-- Passage --
┄┄┄┄┄┄┄┄┄┄

# Forced to confess affair?



## Rob774 (Sep 27, 2010)

I have a niece, who was married to what we all thought was a great guy. About 5 years in he has an affair with a woman from their bridal party. A mutual guy friend discovers this and approaches the husband and basically says "What you have done is wrong, and if you don't tell your wife... i will!" So the husband has no choice but to go ahead and confess to his wife that he had an affair. Of course the wife is tore apart by this news, and its too much for her to look past and get over, with no kids, she just decides to divorce.

Has this happened to anyone else? When i heard this i was sad, but it also puzzled me. Sad ofcourse this happened to them, because my niece is a wonderful woman who deserved better. But wondered what i do if i was in the husband's position if i was stupid enough to cheat. My thing is, what's wrong is wrong and i acknowledge that. But if you have the stones to approach me and attempt to blackmail a confession out of me. Then you have to be prepared for me to threaten you with bodily harm. I would of told the guy to mind his business, and his business is not telling my wife ANYTHING! I know the guy did what he thought was right, and my niece's husband is not an aggressor. So this was never an issue. But i just had to think of how i'd feel if a mutual friend (if it was a guy) would approach me with such a thing.


----------



## DawnD (Sep 23, 2009)

The OW's H is the one who told me, and told my H the same thing. The answer my H had was to try and make sure he couldn't find me. Honestly, I think its more upsetting that some people think its okay to lie about that in the first place. You shouldn't have to be blackmailed into telling your spouse, but it happens. My H didn't like the fact this guy busted him out, but honestly it always comes out of the closet. Eventually. Maybe twenty years from now, maybe tomorrow. Why not do the right thing in the first place?


----------



## Catherine602 (Oct 14, 2010)

I think it is great she divorced him, more loyal spouses should get out when there are no children. I wonder why he got married in the first place. It would have been easier to stay single and continue seeing other women. :scratchhead:

I think the man did the right thing he bucked the code of silence but that makes him a decent man. He felt more compassion for for your niece than for her husband. 

Who cares what a cheater thinks, if he got aggressive, the decent man would have to remind him that assault would bring more problems.


----------



## Rob774 (Sep 27, 2010)

┄┄┄┄┄┄┄┄┄┄

-- Data lines --
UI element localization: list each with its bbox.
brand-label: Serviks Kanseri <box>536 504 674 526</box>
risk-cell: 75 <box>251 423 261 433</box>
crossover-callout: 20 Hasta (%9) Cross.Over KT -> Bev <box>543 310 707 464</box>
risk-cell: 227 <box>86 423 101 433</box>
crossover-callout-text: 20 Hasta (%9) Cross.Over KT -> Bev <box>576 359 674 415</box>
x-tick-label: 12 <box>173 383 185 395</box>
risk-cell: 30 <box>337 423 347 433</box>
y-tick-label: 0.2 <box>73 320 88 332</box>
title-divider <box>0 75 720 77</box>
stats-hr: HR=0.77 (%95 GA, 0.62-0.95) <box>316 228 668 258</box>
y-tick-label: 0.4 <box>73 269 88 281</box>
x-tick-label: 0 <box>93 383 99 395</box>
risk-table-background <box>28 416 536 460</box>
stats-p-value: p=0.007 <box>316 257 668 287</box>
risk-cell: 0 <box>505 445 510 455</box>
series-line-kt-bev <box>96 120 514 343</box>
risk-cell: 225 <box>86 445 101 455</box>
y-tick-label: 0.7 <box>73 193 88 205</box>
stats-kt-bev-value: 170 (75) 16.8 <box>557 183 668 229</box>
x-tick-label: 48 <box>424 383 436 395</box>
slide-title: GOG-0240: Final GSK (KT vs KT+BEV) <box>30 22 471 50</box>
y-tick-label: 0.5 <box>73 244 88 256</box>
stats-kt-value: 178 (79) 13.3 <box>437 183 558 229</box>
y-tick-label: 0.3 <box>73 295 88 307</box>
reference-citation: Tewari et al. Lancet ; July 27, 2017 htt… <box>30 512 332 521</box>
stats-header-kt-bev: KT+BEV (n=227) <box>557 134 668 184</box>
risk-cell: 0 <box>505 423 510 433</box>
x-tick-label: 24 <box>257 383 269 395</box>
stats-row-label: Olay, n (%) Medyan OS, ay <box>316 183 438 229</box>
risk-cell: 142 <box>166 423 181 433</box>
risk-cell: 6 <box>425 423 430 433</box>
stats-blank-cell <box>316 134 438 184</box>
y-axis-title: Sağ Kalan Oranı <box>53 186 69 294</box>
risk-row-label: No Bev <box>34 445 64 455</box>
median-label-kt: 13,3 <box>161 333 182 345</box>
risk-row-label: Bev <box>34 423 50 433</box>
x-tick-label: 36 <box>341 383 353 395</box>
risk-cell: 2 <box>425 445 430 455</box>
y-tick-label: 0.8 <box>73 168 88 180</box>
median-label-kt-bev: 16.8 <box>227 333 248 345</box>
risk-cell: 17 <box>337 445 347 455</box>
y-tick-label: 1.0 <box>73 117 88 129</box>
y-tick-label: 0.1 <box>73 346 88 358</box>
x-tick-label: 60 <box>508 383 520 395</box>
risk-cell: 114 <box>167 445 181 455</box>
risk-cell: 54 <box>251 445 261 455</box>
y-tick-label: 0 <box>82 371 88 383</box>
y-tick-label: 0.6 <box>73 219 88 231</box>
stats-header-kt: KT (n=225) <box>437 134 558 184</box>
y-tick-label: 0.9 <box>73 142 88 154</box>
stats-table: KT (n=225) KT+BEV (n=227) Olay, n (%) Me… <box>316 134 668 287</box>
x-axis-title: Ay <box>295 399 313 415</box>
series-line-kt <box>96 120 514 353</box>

┄┄┄┄┄┄┄┄┄┄

-- Actions to take --
1. In the forum thread, who was the woman the niece's husband had an affair with?
2. Reproduce the forum thread starting at "I think the" and ending at "bring more problems.", substituting "betrayer" for "cheater".

-- Task-by-task results --
1. She was a woman from their bridal party.

2.
I think the man did the right thing he bucked the code of silence but that makes him a decent man. He felt more compassion for for your niece than for her husband. 

Who cares what a betrayer thinks, if he got aggressive, the decent man would have to remind him that assault would bring more problems.